DIRECTIONS FOR THIS TASK >> Without the images, print all the entries below exactly as given.

[Collection entries]
-*-*-
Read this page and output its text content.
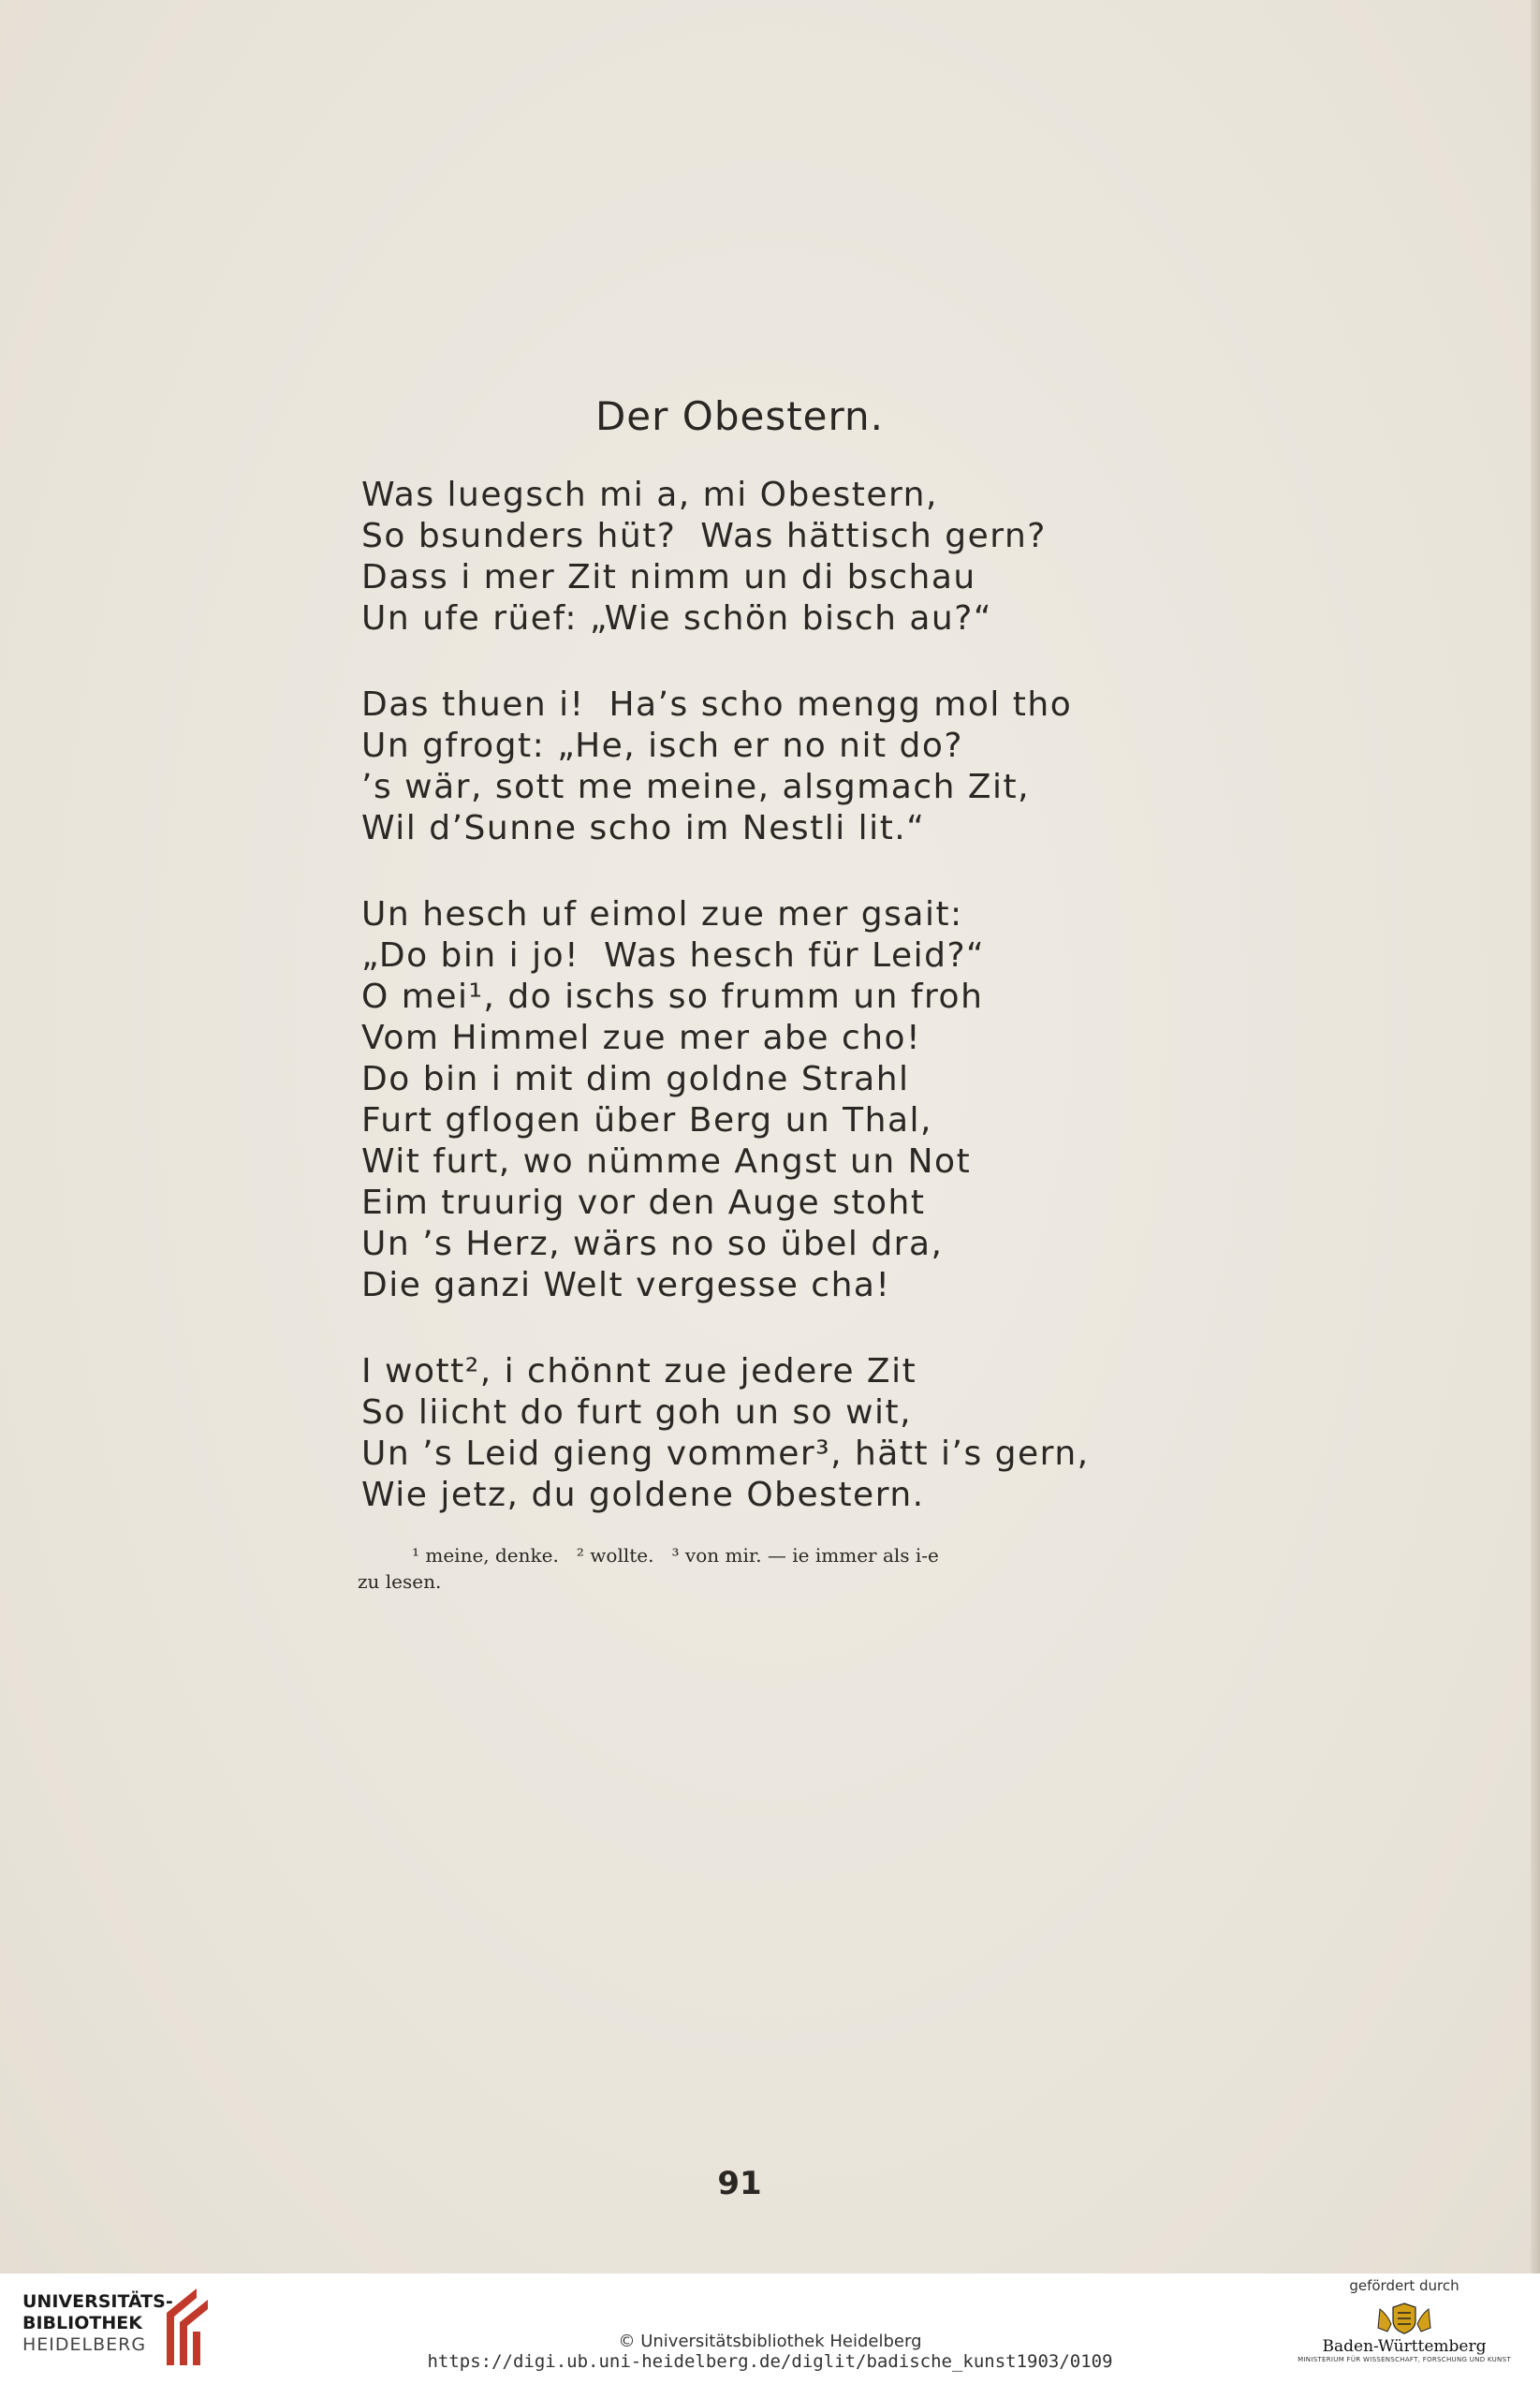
Der Obestern.
Was luegsch mi a, mi Obestern,
So bsunders hüt?  Was hättisch gern?
Dass i mer Zit nimm un di bschau
Un ufe rüef: „Wie schön bisch au?“
Das thuen i!  Ha’s scho mengg mol tho
Un gfrogt: „He, isch er no nit do?
’s wär, sott me meine, alsgmach Zit,
Wil d’Sunne scho im Nestli lit.“
Un hesch uf eimol zue mer gsait:
„Do bin i jo!  Was hesch für Leid?“
O mei¹, do ischs so frumm un froh
Vom Himmel zue mer abe cho!
Do bin i mit dim goldne Strahl
Furt gflogen über Berg un Thal,
Wit furt, wo nümme Angst un Not
Eim truurig vor den Auge stoht
Un ’s Herz, wärs no so übel dra,
Die ganzi Welt vergesse cha!
I wott², i chönnt zue jedere Zit
So liicht do furt goh un so wit,
Un ’s Leid gieng vommer³, hätt i’s gern,
Wie jetz, du goldene Obestern.
¹ meine, denke.   ² wollte.   ³ von mir. — ie immer als i-e
zu lesen.
91
UNIVERSITÄTS-
BIBLIOTHEK
HEIDELBERG	© Universitätsbibliothek Heidelberg
https://digi.ub.uni-heidelberg.de/diglit/badische_kunst1903/0109
gefördert durch
Baden-Württemberg
MINISTERIUM FÜR WISSENSCHAFT, FORSCHUNG UND KUNST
-*-*-
WRITTEN REPLY >>
Read this page and output its text content.
Der Obestern.
Was luegsch mi a, mi Obestern,
So bsunders hüt?  Was hättisch gern?
Dass i mer Zit nimm un di bschau
Un ufe rüef: „Wie schön bisch au?“
Das thuen i!  Ha’s scho mengg mol tho
Un gfrogt: „He, isch er no nit do?
’s wär, sott me meine, alsgmach Zit,
Wil d’Sunne scho im Nestli lit.“
Un hesch uf eimol zue mer gsait:
„Do bin i jo!  Was hesch für Leid?“
O mei¹, do ischs so frumm un froh
Vom Himmel zue mer abe cho!
Do bin i mit dim goldne Strahl
Furt gflogen über Berg un Thal,
Wit furt, wo nümme Angst un Not
Eim truurig vor den Auge stoht
Un ’s Herz, wärs no so übel dra,
Die ganzi Welt vergesse cha!
I wott², i chönnt zue jedere Zit
So liicht do furt goh un so wit,
Un ’s Leid gieng vommer³, hätt i’s gern,
Wie jetz, du goldene Obestern.
¹ meine, denke.   ² wollte.   ³ von mir. — ie immer als i-e
zu lesen.
91
UNIVERSITÄTS-
BIBLIOTHEK
HEIDELBERG	© Universitätsbibliothek Heidelberg
https://digi.ub.uni-heidelberg.de/diglit/badische_kunst1903/0109
gefördert durch
Baden-Württemberg
MINISTERIUM FÜR WISSENSCHAFT, FORSCHUNG UND KUNST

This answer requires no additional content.